**Goal of the exercise**
How many lines in the records below contain the word "annotation"? Answer with the number alone.

**Records for the task**
*** Block opens ***

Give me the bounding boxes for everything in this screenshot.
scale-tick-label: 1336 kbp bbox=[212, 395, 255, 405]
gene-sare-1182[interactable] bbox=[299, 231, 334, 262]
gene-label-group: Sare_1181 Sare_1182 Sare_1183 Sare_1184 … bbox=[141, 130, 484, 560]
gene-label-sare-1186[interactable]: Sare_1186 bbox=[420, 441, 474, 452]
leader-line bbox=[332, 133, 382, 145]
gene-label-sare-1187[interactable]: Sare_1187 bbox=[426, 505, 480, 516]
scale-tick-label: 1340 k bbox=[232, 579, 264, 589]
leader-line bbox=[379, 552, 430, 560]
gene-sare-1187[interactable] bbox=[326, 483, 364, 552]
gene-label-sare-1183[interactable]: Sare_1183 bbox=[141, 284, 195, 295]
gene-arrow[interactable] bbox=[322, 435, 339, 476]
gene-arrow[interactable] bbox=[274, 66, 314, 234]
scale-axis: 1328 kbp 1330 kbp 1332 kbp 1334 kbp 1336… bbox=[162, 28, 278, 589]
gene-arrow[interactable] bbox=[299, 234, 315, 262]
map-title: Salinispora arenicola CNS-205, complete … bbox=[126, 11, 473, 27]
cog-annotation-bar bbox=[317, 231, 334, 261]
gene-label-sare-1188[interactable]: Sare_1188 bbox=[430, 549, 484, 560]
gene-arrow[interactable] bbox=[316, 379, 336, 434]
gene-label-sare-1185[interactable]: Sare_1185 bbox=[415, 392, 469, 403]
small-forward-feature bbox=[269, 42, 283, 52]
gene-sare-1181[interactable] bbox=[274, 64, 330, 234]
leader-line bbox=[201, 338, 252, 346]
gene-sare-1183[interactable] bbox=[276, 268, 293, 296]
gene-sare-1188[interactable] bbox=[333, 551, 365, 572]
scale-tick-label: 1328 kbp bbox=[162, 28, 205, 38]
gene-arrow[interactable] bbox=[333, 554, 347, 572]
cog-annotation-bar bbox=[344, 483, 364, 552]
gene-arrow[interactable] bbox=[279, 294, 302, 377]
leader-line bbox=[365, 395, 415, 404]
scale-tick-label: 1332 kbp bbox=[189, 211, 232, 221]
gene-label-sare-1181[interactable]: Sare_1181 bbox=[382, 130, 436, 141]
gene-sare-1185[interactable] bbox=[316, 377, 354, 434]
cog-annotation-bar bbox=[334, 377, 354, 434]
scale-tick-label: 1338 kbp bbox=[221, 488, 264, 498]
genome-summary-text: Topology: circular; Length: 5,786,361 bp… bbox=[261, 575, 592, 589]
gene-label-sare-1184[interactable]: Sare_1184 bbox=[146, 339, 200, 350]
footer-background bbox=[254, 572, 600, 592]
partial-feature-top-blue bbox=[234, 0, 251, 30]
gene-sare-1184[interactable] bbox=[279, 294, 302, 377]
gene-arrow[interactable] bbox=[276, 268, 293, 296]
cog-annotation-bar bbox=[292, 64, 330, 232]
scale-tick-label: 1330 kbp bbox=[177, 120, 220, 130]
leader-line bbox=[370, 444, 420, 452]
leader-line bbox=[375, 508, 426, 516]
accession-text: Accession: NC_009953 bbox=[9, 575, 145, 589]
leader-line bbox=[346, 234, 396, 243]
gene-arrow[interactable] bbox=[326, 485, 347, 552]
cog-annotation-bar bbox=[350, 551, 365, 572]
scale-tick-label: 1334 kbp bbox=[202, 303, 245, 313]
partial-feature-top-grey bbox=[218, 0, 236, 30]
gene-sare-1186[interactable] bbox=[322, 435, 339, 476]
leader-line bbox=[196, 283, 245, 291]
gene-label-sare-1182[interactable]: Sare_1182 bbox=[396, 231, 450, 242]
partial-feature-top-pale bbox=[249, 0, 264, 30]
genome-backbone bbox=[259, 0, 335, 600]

*** Block closes ***

**Answer**
5